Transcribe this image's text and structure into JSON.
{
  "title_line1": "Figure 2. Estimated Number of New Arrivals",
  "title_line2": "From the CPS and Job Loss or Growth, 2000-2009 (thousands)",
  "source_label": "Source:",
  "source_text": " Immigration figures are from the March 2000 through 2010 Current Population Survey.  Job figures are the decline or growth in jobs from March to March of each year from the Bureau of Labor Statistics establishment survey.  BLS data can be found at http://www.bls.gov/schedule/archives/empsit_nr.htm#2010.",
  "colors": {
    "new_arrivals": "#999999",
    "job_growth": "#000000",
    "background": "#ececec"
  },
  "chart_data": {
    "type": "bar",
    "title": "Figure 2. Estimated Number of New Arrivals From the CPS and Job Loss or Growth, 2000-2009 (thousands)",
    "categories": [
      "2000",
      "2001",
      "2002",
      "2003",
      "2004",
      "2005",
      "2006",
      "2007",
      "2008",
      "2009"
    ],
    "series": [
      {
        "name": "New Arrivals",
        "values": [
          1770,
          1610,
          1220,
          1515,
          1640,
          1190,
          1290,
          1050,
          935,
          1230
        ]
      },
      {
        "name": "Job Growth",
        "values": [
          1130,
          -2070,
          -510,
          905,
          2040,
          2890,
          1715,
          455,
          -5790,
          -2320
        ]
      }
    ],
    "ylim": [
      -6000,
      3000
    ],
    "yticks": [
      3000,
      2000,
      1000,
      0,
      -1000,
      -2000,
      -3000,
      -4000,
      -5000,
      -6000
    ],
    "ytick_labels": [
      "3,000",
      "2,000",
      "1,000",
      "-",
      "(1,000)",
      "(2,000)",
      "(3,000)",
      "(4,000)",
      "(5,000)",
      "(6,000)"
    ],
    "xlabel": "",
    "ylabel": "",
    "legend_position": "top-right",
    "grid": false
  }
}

+-------+

Using the material above, copy every line in which the string "Estimated" occurs.

■ **WORKED SOLUTION**:
  "title_line1": "Figure 2. Estimated Number of New Arrivals",
    "title": "Figure 2. Estimated Number of New Arrivals From the CPS and Job Loss or Growth, 2000-2009 (thousands)",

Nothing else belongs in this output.